_Source data_
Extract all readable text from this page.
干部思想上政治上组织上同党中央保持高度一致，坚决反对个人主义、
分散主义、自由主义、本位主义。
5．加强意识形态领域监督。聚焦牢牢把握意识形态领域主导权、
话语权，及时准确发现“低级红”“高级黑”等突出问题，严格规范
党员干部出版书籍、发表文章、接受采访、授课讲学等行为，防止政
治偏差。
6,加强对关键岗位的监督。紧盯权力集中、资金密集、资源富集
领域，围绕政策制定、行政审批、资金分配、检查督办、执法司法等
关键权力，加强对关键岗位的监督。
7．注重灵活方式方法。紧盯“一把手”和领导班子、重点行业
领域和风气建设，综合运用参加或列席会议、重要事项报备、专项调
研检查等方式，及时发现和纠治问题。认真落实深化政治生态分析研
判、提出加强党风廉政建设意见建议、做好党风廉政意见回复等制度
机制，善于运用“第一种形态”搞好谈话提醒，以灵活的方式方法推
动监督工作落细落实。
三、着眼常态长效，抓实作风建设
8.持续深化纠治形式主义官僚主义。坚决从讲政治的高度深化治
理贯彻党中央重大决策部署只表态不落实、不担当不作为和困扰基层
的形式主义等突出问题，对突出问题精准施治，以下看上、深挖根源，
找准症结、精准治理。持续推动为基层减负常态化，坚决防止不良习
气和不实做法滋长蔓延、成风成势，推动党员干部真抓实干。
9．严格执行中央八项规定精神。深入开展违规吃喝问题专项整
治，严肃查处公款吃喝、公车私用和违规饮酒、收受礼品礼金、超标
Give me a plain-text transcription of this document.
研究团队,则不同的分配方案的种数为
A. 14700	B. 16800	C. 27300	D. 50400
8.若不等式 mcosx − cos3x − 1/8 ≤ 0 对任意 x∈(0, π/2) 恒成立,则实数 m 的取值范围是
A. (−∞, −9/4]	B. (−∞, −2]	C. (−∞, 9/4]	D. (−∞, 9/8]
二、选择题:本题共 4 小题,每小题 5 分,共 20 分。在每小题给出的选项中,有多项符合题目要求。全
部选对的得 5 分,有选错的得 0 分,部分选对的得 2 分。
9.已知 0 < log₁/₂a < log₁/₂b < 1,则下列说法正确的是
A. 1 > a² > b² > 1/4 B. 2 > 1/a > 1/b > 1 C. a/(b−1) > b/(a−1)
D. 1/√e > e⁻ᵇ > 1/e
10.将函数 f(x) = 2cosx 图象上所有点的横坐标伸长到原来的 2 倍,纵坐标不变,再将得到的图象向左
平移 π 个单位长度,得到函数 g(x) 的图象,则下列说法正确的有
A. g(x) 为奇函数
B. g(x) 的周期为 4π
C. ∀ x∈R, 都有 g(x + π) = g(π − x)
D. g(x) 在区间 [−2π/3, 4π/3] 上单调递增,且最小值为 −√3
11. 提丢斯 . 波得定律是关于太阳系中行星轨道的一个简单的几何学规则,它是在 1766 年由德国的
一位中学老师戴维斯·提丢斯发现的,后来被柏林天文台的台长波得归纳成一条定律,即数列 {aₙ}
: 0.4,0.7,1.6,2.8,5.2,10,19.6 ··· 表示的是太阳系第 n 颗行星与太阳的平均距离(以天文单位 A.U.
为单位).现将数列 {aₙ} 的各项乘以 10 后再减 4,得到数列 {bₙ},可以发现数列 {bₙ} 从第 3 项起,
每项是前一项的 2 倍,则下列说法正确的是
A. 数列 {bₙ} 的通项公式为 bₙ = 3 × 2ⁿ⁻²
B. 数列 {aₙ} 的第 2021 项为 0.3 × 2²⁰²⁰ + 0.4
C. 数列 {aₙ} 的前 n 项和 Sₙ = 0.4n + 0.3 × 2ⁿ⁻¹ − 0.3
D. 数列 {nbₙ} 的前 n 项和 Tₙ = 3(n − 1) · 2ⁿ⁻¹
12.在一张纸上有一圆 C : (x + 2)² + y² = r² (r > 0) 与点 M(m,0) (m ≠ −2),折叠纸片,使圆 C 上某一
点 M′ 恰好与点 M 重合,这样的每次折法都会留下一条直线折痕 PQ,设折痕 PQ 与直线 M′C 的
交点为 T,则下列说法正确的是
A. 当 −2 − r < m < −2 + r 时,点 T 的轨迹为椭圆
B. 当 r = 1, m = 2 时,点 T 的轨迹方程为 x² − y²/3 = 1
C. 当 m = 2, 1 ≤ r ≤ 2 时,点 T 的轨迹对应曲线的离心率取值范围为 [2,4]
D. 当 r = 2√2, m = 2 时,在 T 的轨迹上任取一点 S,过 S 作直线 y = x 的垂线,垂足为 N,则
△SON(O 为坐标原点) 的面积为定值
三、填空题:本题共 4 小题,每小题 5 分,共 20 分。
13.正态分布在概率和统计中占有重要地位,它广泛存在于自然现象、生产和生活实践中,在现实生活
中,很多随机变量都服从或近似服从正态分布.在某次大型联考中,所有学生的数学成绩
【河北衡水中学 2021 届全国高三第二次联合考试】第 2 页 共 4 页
---
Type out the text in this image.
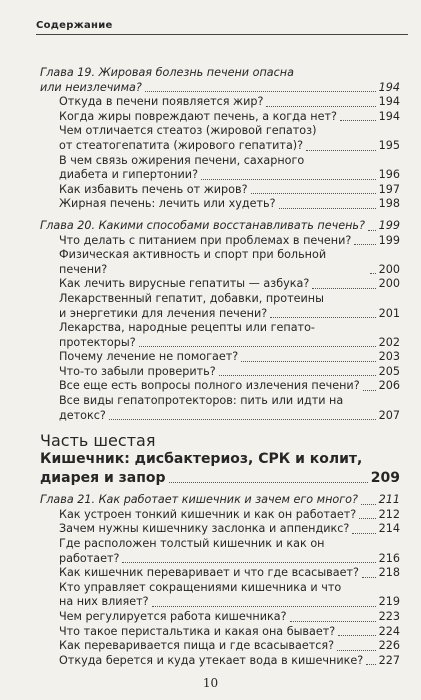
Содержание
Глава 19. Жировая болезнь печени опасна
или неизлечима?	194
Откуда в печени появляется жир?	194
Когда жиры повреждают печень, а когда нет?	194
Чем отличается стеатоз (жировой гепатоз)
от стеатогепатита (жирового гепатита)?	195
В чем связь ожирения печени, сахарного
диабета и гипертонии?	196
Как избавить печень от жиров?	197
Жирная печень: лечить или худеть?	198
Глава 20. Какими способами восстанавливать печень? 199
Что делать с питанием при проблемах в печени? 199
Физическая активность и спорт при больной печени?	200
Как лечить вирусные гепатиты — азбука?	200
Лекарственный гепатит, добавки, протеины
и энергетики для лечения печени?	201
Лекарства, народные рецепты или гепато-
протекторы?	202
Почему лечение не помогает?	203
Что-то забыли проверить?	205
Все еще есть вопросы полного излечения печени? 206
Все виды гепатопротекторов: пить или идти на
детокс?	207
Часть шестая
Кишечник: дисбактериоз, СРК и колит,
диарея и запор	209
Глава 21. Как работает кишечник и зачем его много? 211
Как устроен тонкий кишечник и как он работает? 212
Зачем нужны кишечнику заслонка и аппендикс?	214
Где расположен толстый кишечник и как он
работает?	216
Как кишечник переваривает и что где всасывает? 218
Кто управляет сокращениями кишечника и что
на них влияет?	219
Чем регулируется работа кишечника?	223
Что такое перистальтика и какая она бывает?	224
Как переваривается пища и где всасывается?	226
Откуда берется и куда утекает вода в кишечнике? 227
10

_Problem to work on_
Filter the data, keeping only the lines that contain "this".

_The response_
Extract all readable text from this page.
Give me a plain-text transcription of this document.
Type out the text in this image.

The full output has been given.